==== Input material ====

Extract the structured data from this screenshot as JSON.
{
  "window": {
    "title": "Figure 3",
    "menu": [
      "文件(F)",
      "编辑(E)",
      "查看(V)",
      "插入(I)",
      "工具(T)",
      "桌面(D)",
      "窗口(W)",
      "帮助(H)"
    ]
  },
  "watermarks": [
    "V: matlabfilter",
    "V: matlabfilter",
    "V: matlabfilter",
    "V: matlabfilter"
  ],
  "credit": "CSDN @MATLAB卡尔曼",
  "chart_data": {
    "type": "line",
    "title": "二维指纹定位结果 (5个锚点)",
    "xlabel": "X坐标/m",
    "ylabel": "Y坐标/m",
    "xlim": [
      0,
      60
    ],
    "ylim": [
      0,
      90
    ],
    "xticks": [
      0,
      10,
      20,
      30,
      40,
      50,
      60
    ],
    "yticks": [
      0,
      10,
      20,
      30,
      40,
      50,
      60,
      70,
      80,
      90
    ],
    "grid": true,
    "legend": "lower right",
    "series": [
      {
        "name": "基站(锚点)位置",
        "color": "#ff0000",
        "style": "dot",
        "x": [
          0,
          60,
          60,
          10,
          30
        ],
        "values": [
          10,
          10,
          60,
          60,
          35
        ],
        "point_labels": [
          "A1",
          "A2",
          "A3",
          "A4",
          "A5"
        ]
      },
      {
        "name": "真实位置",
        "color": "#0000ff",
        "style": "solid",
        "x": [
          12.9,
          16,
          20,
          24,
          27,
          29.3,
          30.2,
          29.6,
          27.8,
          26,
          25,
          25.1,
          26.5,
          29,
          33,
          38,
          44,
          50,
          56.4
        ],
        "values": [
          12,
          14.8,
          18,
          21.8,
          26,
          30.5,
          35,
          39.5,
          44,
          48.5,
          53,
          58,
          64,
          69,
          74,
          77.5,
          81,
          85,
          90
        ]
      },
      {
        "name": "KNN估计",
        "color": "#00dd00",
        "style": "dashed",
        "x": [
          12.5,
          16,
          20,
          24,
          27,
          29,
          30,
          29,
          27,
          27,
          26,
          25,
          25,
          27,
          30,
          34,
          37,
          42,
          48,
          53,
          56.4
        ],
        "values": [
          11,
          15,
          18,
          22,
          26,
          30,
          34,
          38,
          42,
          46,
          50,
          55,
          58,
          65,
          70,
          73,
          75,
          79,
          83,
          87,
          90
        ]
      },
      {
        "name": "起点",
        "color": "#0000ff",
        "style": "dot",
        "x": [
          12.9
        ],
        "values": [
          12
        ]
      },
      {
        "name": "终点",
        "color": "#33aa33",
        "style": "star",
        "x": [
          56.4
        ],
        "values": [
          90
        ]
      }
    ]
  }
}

====

Short problem
Extract each entry in full, exactly as given.

Written response
Extract the structured data from this screenshot as JSON.
{
  "window": {
    "title": "Figure 3",
    "menu": [
      "文件(F)",
      "编辑(E)",
      "查看(V)",
      "插入(I)",
      "工具(T)",
      "桌面(D)",
      "窗口(W)",
      "帮助(H)"
    ]
  },
  "watermarks": [
    "V: matlabfilter",
    "V: matlabfilter",
    "V: matlabfilter",
    "V: matlabfilter"
  ],
  "credit": "CSDN @MATLAB卡尔曼",
  "chart_data": {
    "type": "line",
    "title": "二维指纹定位结果 (5个锚点)",
    "xlabel": "X坐标/m",
    "ylabel": "Y坐标/m",
    "xlim": [
      0,
      60
    ],
    "ylim": [
      0,
      90
    ],
    "xticks": [
      0,
      10,
      20,
      30,
      40,
      50,
      60
    ],
    "yticks": [
      0,
      10,
      20,
      30,
      40,
      50,
      60,
      70,
      80,
      90
    ],
    "grid": true,
    "legend": "lower right",
    "series": [
      {
        "name": "基站(锚点)位置",
        "color": "#ff0000",
        "style": "dot",
        "x": [
          0,
          60,
          60,
          10,
          30
        ],
        "values": [
          10,
          10,
          60,
          60,
          35
        ],
        "point_labels": [
          "A1",
          "A2",
          "A3",
          "A4",
          "A5"
        ]
      },
      {
        "name": "真实位置",
        "color": "#0000ff",
        "style": "solid",
        "x": [
          12.9,
          16,
          20,
          24,
          27,
          29.3,
          30.2,
          29.6,
          27.8,
          26,
          25,
          25.1,
          26.5,
          29,
          33,
          38,
          44,
          50,
          56.4
        ],
        "values": [
          12,
          14.8,
          18,
          21.8,
          26,
          30.5,
          35,
          39.5,
          44,
          48.5,
          53,
          58,
          64,
          69,
          74,
          77.5,
          81,
          85,
          90
        ]
      },
      {
        "name": "KNN估计",
        "color": "#00dd00",
        "style": "dashed",
        "x": [
          12.5,
          16,
          20,
          24,
          27,
          29,
          30,
          29,
          27,
          27,
          26,
          25,
          25,
          27,
          30,
          34,
          37,
          42,
          48,
          53,
          56.4
        ],
        "values": [
          11,
          15,
          18,
          22,
          26,
          30,
          34,
          38,
          42,
          46,
          50,
          55,
          58,
          65,
          70,
          73,
          75,
          79,
          83,
          87,
          90
        ]
      },
      {
        "name": "起点",
        "color": "#0000ff",
        "style": "dot",
        "x": [
          12.9
        ],
        "values": [
          12
        ]
      },
      {
        "name": "终点",
        "color": "#33aa33",
        "style": "star",
        "x": [
          56.4
        ],
        "values": [
          90
        ]
      }
    ]
  }
}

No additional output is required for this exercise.